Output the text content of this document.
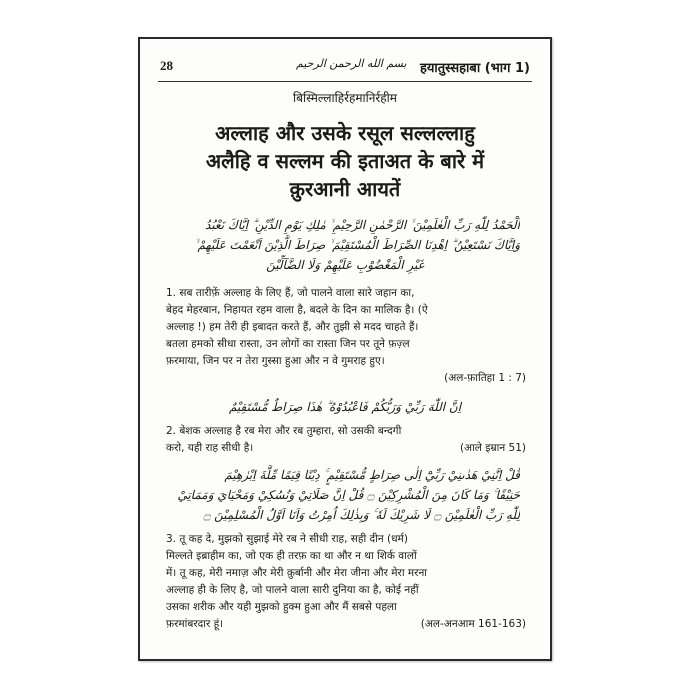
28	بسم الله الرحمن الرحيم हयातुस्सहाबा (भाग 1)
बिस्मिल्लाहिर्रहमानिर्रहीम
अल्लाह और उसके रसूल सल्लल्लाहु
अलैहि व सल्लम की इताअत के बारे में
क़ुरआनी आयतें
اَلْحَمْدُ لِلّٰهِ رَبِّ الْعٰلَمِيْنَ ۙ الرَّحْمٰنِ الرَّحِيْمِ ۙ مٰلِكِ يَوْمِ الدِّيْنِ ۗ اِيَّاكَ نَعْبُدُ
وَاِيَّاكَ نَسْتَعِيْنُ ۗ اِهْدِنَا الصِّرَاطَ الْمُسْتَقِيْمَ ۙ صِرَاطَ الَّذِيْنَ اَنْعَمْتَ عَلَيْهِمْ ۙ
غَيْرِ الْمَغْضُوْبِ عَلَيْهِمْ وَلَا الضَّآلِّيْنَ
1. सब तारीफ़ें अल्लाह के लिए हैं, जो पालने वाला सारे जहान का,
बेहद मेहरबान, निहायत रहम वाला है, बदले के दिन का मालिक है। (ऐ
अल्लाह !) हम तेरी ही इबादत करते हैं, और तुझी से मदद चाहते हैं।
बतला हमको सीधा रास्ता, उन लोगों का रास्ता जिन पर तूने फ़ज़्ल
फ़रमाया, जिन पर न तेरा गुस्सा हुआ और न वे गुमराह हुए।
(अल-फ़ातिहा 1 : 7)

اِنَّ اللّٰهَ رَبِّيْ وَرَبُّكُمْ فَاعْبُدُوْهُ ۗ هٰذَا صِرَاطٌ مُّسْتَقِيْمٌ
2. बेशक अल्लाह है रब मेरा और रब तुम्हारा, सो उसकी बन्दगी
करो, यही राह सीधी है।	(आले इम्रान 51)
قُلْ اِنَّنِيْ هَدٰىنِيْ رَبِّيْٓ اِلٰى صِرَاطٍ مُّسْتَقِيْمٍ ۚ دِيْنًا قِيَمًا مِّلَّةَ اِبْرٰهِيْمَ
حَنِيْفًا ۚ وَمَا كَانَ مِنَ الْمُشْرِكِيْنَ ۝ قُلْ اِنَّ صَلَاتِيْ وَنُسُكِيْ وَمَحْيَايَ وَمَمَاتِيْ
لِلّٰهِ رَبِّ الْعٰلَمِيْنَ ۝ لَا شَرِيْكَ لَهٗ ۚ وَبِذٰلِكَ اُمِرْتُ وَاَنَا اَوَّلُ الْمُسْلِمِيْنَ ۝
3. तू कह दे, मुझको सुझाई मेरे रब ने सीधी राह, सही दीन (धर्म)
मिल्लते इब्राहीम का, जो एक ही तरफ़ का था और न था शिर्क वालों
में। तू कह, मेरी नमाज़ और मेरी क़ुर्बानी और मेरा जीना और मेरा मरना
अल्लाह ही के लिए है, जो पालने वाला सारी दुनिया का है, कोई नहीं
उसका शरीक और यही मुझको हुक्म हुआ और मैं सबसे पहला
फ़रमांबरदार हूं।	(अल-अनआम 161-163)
= = = = =
### Request
Take the entries shown above and quote them verbatim, passing over the pictures.

### Written solution
Output the text content of this document.
28	بسم الله الرحمن الرحيم हयातुस्सहाबा (भाग 1)
बिस्मिल्लाहिर्रहमानिर्रहीम
अल्लाह और उसके रसूल सल्लल्लाहु
अलैहि व सल्लम की इताअत के बारे में
क़ुरआनी आयतें
اَلْحَمْدُ لِلّٰهِ رَبِّ الْعٰلَمِيْنَ ۙ الرَّحْمٰنِ الرَّحِيْمِ ۙ مٰلِكِ يَوْمِ الدِّيْنِ ۗ اِيَّاكَ نَعْبُدُ
وَاِيَّاكَ نَسْتَعِيْنُ ۗ اِهْدِنَا الصِّرَاطَ الْمُسْتَقِيْمَ ۙ صِرَاطَ الَّذِيْنَ اَنْعَمْتَ عَلَيْهِمْ ۙ
غَيْرِ الْمَغْضُوْبِ عَلَيْهِمْ وَلَا الضَّآلِّيْنَ
1. सब तारीफ़ें अल्लाह के लिए हैं, जो पालने वाला सारे जहान का,
बेहद मेहरबान, निहायत रहम वाला है, बदले के दिन का मालिक है। (ऐ
अल्लाह !) हम तेरी ही इबादत करते हैं, और तुझी से मदद चाहते हैं।
बतला हमको सीधा रास्ता, उन लोगों का रास्ता जिन पर तूने फ़ज़्ल
फ़रमाया, जिन पर न तेरा गुस्सा हुआ और न वे गुमराह हुए।
(अल-फ़ातिहा 1 : 7)

اِنَّ اللّٰهَ رَبِّيْ وَرَبُّكُمْ فَاعْبُدُوْهُ ۗ هٰذَا صِرَاطٌ مُّسْتَقِيْمٌ
2. बेशक अल्लाह है रब मेरा और रब तुम्हारा, सो उसकी बन्दगी
करो, यही राह सीधी है।	(आले इम्रान 51)
قُلْ اِنَّنِيْ هَدٰىنِيْ رَبِّيْٓ اِلٰى صِرَاطٍ مُّسْتَقِيْمٍ ۚ دِيْنًا قِيَمًا مِّلَّةَ اِبْرٰهِيْمَ
حَنِيْفًا ۚ وَمَا كَانَ مِنَ الْمُشْرِكِيْنَ ۝ قُلْ اِنَّ صَلَاتِيْ وَنُسُكِيْ وَمَحْيَايَ وَمَمَاتِيْ
لِلّٰهِ رَبِّ الْعٰلَمِيْنَ ۝ لَا شَرِيْكَ لَهٗ ۚ وَبِذٰلِكَ اُمِرْتُ وَاَنَا اَوَّلُ الْمُسْلِمِيْنَ ۝
3. तू कह दे, मुझको सुझाई मेरे रब ने सीधी राह, सही दीन (धर्म)
मिल्लते इब्राहीम का, जो एक ही तरफ़ का था और न था शिर्क वालों
में। तू कह, मेरी नमाज़ और मेरी क़ुर्बानी और मेरा जीना और मेरा मरना
अल्लाह ही के लिए है, जो पालने वाला सारी दुनिया का है, कोई नहीं
उसका शरीक और यही मुझको हुक्म हुआ और मैं सबसे पहला
फ़रमांबरदार हूं।	(अल-अनआम 161-163)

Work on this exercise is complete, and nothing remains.